Data records
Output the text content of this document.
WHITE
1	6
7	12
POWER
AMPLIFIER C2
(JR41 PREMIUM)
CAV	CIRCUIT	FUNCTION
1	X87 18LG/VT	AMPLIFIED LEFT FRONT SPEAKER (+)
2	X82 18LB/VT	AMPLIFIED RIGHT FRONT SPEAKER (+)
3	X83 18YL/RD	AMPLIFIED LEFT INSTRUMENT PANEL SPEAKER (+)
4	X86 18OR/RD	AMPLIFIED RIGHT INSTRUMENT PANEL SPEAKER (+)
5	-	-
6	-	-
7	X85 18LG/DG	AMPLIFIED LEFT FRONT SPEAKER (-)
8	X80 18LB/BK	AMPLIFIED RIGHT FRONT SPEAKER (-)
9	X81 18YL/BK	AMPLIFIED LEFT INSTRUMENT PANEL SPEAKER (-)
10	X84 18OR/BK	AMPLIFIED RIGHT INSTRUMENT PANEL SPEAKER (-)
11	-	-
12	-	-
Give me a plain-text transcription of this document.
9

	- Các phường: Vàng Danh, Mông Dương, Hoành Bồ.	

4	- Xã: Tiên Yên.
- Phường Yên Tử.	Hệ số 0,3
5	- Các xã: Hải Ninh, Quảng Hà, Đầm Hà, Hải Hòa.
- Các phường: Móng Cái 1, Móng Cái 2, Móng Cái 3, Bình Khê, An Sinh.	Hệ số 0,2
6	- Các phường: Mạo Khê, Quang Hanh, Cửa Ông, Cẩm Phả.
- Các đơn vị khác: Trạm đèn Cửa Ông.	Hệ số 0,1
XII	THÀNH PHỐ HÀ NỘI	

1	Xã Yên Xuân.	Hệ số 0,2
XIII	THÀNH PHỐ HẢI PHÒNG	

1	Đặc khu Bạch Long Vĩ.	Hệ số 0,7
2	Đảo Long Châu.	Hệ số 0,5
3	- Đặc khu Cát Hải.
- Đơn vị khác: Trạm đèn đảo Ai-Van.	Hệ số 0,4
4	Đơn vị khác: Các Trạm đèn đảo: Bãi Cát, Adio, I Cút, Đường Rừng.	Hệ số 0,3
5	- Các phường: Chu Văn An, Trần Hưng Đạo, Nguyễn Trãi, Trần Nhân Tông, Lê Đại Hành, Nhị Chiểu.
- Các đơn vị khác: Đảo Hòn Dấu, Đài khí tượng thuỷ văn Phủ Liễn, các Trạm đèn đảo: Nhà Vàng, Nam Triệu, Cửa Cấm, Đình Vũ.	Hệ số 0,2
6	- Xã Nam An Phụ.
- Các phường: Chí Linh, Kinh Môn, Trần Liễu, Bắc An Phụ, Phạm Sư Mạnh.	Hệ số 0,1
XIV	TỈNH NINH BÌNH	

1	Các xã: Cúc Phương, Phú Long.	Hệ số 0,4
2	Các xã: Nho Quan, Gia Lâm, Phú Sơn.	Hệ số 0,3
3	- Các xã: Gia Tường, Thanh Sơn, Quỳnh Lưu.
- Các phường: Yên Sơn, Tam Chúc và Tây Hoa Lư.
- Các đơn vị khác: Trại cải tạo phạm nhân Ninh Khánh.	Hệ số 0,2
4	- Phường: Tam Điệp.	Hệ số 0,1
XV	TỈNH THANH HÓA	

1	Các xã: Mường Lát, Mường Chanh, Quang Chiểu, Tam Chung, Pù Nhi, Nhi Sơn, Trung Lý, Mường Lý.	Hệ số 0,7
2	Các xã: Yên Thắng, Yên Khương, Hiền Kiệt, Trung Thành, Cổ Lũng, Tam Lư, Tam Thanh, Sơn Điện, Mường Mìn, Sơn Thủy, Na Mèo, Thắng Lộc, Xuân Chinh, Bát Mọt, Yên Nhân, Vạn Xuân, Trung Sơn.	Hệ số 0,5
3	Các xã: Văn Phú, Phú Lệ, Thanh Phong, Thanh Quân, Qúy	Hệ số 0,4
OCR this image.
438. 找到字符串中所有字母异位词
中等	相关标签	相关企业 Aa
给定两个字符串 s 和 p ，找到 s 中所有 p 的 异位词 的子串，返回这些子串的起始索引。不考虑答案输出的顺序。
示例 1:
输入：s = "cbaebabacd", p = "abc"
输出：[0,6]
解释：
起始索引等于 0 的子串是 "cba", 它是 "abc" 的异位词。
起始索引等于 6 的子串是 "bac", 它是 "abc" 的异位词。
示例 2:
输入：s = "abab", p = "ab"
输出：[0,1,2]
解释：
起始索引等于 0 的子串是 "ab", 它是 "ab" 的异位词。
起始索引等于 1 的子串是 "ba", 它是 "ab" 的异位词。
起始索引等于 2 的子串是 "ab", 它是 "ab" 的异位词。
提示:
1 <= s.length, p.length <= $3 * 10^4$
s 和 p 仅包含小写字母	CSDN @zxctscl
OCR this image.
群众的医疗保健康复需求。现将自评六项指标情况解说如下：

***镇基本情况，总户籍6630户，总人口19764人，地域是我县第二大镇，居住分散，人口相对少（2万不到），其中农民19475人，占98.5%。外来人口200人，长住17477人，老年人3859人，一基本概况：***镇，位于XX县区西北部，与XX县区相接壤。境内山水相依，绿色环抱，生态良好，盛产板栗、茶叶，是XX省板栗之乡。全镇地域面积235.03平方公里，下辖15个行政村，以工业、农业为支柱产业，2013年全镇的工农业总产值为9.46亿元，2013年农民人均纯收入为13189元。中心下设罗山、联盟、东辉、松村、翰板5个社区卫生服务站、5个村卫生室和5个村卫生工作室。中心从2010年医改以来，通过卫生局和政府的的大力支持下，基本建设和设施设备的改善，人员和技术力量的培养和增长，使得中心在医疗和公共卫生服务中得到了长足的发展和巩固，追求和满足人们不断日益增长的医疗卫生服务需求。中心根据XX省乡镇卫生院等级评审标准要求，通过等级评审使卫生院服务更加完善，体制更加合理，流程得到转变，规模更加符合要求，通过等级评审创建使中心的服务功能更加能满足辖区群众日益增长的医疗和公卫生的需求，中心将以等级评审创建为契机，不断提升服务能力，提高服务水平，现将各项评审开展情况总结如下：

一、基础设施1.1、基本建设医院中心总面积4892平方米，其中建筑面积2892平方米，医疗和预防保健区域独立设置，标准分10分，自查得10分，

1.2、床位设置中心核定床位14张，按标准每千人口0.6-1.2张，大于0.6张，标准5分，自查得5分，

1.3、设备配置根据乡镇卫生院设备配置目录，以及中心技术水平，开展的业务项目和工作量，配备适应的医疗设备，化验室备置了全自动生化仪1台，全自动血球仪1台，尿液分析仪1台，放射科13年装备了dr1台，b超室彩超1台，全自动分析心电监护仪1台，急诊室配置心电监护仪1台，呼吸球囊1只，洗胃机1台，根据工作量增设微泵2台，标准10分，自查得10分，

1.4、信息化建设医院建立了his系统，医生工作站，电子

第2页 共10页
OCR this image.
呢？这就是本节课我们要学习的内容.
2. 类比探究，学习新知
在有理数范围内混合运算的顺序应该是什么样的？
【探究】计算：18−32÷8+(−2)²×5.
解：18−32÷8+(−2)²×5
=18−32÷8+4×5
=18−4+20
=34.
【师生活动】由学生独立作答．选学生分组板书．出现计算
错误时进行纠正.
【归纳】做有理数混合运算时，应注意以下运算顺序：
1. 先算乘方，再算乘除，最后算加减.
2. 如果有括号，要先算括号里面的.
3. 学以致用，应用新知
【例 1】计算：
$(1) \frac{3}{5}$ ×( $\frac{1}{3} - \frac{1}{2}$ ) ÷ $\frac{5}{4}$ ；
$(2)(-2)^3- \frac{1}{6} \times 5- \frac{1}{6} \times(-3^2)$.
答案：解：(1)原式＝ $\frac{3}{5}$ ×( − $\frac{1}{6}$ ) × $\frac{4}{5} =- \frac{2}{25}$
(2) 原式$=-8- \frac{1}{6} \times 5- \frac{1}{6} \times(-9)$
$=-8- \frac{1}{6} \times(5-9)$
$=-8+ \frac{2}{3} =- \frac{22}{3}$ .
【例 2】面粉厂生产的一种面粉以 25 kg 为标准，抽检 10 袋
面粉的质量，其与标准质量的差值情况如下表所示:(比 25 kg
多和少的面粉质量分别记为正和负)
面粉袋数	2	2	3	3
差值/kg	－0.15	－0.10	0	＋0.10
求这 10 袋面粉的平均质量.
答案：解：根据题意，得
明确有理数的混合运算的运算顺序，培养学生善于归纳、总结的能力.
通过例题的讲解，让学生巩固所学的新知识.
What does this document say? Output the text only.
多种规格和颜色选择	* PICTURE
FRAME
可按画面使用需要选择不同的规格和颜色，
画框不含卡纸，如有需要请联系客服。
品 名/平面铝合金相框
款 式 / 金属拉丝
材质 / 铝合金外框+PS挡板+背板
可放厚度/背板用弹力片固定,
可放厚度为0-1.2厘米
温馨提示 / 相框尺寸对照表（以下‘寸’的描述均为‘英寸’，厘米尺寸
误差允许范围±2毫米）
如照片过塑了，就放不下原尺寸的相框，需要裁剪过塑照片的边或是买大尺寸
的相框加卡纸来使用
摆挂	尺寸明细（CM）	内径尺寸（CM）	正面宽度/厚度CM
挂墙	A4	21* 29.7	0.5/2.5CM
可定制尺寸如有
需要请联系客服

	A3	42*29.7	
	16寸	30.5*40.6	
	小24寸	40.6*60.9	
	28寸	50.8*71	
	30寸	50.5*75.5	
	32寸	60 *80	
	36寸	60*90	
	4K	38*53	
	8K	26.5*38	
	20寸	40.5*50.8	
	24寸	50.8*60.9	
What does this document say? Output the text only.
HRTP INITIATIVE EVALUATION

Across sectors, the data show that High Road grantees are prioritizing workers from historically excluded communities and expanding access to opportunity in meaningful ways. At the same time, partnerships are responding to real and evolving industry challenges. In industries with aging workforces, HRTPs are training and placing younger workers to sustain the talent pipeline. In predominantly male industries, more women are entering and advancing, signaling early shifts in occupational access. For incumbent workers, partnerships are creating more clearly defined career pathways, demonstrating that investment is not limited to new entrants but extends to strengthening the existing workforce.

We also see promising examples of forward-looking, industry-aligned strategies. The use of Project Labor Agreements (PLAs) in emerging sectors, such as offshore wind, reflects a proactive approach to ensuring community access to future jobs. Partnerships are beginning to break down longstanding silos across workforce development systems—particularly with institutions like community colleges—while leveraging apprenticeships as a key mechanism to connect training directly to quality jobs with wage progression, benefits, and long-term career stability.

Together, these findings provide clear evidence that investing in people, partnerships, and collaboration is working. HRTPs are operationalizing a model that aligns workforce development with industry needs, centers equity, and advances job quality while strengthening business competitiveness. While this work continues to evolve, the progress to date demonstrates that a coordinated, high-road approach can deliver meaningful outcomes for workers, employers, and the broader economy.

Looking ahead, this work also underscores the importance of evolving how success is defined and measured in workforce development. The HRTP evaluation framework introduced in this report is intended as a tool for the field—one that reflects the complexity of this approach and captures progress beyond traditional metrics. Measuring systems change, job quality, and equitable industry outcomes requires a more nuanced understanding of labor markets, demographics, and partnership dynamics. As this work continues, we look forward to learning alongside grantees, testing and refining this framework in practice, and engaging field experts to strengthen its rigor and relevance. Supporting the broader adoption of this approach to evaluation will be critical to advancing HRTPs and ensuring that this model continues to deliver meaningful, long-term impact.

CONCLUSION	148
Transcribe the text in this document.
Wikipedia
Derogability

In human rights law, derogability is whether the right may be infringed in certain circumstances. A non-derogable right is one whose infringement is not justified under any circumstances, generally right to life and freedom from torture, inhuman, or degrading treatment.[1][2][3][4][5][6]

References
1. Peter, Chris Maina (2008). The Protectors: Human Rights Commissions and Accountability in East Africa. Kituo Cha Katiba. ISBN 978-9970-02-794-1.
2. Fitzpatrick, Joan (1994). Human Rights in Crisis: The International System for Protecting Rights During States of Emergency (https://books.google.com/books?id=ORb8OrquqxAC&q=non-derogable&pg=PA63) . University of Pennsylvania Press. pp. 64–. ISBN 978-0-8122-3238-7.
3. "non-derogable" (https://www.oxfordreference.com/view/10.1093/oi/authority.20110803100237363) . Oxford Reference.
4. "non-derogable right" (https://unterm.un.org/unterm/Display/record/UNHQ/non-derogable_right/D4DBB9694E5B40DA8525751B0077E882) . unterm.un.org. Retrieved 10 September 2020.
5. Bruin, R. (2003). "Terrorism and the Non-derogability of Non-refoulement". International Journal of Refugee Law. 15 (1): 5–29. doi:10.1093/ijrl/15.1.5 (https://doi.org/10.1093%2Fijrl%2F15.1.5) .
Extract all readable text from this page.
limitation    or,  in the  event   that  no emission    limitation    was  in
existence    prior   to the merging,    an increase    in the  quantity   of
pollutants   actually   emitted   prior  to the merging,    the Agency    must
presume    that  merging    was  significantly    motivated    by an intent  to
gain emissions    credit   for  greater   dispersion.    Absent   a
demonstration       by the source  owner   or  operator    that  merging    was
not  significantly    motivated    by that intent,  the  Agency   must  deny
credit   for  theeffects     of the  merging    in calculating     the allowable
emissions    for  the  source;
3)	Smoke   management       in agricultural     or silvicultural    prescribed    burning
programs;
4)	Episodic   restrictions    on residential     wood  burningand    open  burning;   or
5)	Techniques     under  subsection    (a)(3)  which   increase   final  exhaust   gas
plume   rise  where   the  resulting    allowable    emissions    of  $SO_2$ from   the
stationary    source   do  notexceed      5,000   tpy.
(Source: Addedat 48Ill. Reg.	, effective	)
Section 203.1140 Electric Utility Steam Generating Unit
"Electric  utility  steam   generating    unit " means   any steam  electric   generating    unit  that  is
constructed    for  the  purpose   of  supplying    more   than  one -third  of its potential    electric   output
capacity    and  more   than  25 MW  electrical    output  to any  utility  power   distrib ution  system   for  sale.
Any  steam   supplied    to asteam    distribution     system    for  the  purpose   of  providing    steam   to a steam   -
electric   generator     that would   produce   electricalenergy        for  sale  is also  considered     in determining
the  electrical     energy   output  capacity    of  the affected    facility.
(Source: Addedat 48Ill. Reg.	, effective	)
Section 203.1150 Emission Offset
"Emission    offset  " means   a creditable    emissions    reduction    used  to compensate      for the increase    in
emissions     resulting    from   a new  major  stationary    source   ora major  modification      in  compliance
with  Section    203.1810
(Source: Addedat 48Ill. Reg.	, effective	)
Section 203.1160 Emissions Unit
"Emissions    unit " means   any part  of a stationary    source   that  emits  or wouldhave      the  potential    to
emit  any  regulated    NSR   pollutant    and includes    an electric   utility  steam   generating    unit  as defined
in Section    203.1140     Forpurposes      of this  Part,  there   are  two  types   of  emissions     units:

Short problem: Search the data above for the string "capacity" and copy each line that has it.

Result for this task:
capacity    and  more   than  25 MW  electrical    output  to any  utility  power   distrib ution  system   for  sale.
the  electrical     energy   output  capacity    of  the affected    facility.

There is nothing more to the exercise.